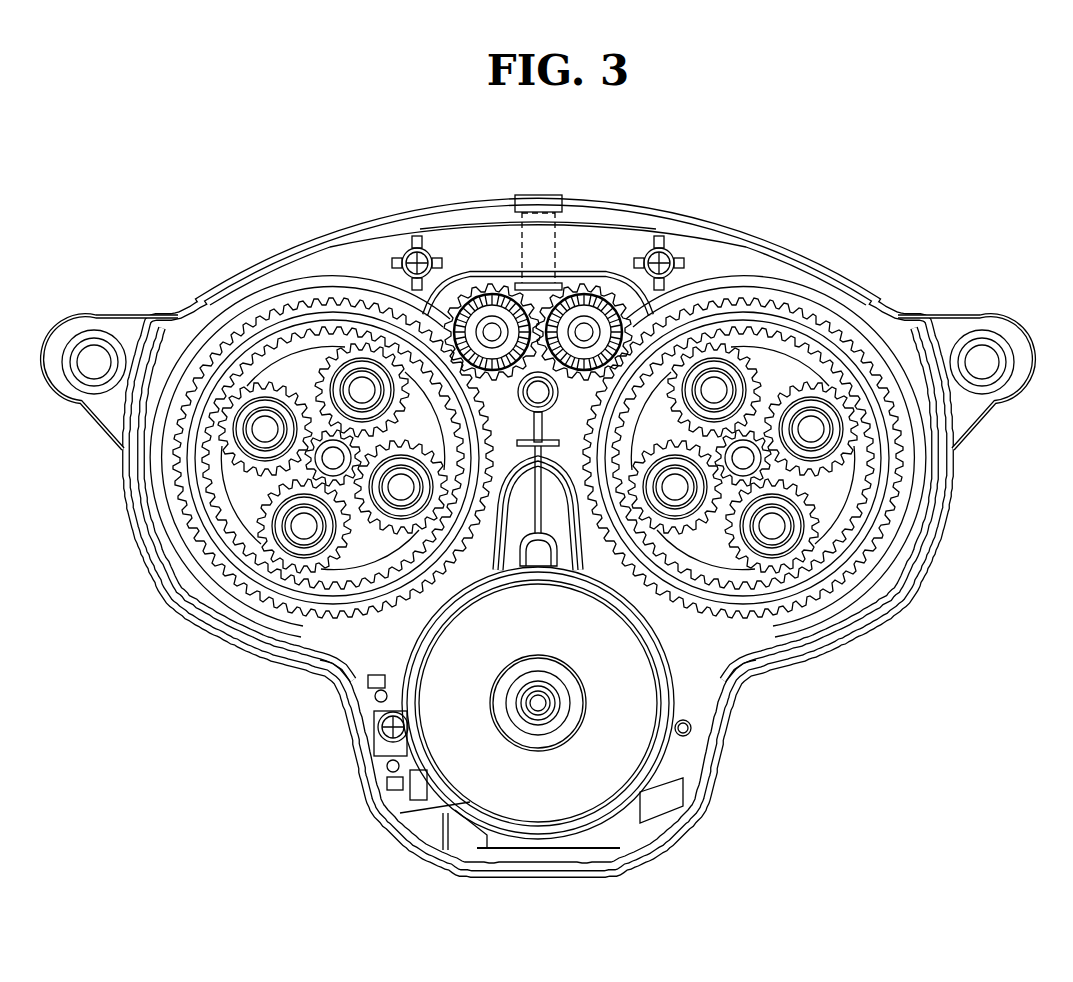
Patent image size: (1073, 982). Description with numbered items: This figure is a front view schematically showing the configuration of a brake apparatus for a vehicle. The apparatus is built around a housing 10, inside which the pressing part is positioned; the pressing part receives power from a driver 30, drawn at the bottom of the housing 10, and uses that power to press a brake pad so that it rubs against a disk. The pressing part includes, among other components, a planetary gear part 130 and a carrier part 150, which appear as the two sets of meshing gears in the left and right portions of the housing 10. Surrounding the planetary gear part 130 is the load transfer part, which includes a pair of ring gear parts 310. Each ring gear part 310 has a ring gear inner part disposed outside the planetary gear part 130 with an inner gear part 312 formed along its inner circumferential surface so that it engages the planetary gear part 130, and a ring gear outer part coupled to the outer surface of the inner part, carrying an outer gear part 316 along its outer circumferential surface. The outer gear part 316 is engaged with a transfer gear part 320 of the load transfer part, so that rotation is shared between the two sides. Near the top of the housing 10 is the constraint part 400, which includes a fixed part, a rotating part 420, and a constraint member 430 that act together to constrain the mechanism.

The housing 10 is at (838, 632).
The driver 30 is at (563, 720).
The planetary gear part 130 is at (250, 443).
The carrier part 150 is at (833, 497).
The ring gear part 310 is at (277, 323).
The inner gear part 312 is at (825, 358).
The outer gear part 316 is at (907, 453).
The transfer gear part 320 is at (628, 318).
The constraint part 400 is at (598, 212).
The rotating part 420 is at (562, 207).
The constraint member 430 is at (553, 283).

+++

**DIRECTION:** Retype the material from its first line up to and including the line that contains "The ring gear part 310 is at (277, 323).". Leave the pictures out of your copy.

**WRITTEN ANSWER:**
Patent image size: (1073, 982). Description with numbered items: This figure is a front view schematically showing the configuration of a brake apparatus for a vehicle. The apparatus is built around a housing 10, inside which the pressing part is positioned; the pressing part receives power from a driver 30, drawn at the bottom of the housing 10, and uses that power to press a brake pad so that it rubs against a disk. The pressing part includes, among other components, a planetary gear part 130 and a carrier part 150, which appear as the two sets of meshing gears in the left and right portions of the housing 10. Surrounding the planetary gear part 130 is the load transfer part, which includes a pair of ring gear parts 310. Each ring gear part 310 has a ring gear inner part disposed outside the planetary gear part 130 with an inner gear part 312 formed along its inner circumferential surface so that it engages the planetary gear part 130, and a ring gear outer part coupled to the outer surface of the inner part, carrying an outer gear part 316 along its outer circumferential surface. The outer gear part 316 is engaged with a transfer gear part 320 of the load transfer part, so that rotation is shared between the two sides. Near the top of the housing 10 is the constraint part 400, which includes a fixed part, a rotating part 420, and a constraint member 430 that act together to constrain the mechanism.

The housing 10 is at (838, 632).
The driver 30 is at (563, 720).
The planetary gear part 130 is at (250, 443).
The carrier part 150 is at (833, 497).
The ring gear part 310 is at (277, 323).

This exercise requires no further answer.